Format the lines of the items below as a JSON list of strings, one string per line, omitting blank lines. Begin at the first line of the items and stop after the line that contains "19, 82, 20]".

====== Data ======

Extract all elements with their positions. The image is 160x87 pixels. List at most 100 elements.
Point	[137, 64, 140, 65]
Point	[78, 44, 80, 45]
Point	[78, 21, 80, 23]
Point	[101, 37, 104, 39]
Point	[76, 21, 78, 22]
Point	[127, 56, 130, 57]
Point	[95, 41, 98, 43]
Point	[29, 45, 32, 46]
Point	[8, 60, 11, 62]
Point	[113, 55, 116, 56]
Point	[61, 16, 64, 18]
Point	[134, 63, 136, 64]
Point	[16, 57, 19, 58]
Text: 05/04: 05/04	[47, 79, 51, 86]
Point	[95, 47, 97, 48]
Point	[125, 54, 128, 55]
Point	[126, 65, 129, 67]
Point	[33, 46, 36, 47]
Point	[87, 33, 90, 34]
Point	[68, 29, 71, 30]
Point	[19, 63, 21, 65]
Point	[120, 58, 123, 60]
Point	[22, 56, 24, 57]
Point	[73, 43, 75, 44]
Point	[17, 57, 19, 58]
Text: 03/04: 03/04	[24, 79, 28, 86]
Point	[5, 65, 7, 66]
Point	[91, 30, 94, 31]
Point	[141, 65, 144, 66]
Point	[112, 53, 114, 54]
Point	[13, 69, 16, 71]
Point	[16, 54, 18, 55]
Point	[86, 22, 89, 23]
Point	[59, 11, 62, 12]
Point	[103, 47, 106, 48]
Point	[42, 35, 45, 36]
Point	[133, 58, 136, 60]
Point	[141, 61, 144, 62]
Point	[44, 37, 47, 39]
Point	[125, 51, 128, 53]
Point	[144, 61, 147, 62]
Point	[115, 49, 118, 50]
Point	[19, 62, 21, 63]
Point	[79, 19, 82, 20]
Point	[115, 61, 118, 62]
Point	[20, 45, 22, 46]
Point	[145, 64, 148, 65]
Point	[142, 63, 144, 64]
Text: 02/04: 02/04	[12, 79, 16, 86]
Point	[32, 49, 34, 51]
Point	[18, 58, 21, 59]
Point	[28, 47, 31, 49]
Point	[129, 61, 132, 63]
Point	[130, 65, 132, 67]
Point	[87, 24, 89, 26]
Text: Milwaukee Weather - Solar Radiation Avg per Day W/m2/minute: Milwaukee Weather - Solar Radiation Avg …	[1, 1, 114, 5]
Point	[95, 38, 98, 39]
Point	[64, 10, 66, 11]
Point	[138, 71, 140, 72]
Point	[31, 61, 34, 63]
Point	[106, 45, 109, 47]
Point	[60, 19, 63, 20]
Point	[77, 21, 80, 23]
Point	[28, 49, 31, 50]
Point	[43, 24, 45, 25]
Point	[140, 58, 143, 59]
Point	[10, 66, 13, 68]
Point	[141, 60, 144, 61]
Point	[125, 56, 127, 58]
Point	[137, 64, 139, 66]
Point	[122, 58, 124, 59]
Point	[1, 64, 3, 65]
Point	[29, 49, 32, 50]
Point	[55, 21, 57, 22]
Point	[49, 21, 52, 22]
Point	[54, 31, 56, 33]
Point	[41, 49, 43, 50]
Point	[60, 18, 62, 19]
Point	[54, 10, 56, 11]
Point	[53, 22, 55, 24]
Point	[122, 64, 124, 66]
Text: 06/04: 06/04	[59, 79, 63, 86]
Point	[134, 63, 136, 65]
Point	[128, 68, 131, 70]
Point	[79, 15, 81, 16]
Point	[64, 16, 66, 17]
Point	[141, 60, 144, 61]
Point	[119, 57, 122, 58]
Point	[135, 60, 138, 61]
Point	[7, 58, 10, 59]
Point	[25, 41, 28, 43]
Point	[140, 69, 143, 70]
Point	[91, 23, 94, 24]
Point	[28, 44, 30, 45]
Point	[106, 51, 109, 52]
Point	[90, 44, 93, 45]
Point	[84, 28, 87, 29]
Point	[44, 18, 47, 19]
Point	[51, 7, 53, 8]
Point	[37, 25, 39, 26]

======

* Result of this exercise *
[
  "Extract all elements with their positions. The image is 160x87 pixels. List at most 100 elements.",
  "Point\t[137, 64, 140, 65]",
  "Point\t[78, 44, 80, 45]",
  "Point\t[78, 21, 80, 23]",
  "Point\t[101, 37, 104, 39]",
  "Point\t[76, 21, 78, 22]",
  "Point\t[127, 56, 130, 57]",
  "Point\t[95, 41, 98, 43]",
  "Point\t[29, 45, 32, 46]",
  "Point\t[8, 60, 11, 62]",
  "Point\t[113, 55, 116, 56]",
  "Point\t[61, 16, 64, 18]",
  "Point\t[134, 63, 136, 64]",
  "Point\t[16, 57, 19, 58]",
  "Text: 05/04: 05/04\t[47, 79, 51, 86]",
  "Point\t[95, 47, 97, 48]",
  "Point\t[125, 54, 128, 55]",
  "Point\t[126, 65, 129, 67]",
  "Point\t[33, 46, 36, 47]",
  "Point\t[87, 33, 90, 34]",
  "Point\t[68, 29, 71, 30]",
  "Point\t[19, 63, 21, 65]",
  "Point\t[120, 58, 123, 60]",
  "Point\t[22, 56, 24, 57]",
  "Point\t[73, 43, 75, 44]",
  "Point\t[17, 57, 19, 58]",
  "Text: 03/04: 03/04\t[24, 79, 28, 86]",
  "Point\t[5, 65, 7, 66]",
  "Point\t[91, 30, 94, 31]",
  "Point\t[141, 65, 144, 66]",
  "Point\t[112, 53, 114, 54]",
  "Point\t[13, 69, 16, 71]",
  "Point\t[16, 54, 18, 55]",
  "Point\t[86, 22, 89, 23]",
  "Point\t[59, 11, 62, 12]",
  "Point\t[103, 47, 106, 48]",
  "Point\t[42, 35, 45, 36]",
  "Point\t[133, 58, 136, 60]",
  "Point\t[141, 61, 144, 62]",
  "Point\t[44, 37, 47, 39]",
  "Point\t[125, 51, 128, 53]",
  "Point\t[144, 61, 147, 62]",
  "Point\t[115, 49, 118, 50]",
  "Point\t[19, 62, 21, 63]",
  "Point\t[79, 19, 82, 20]"
]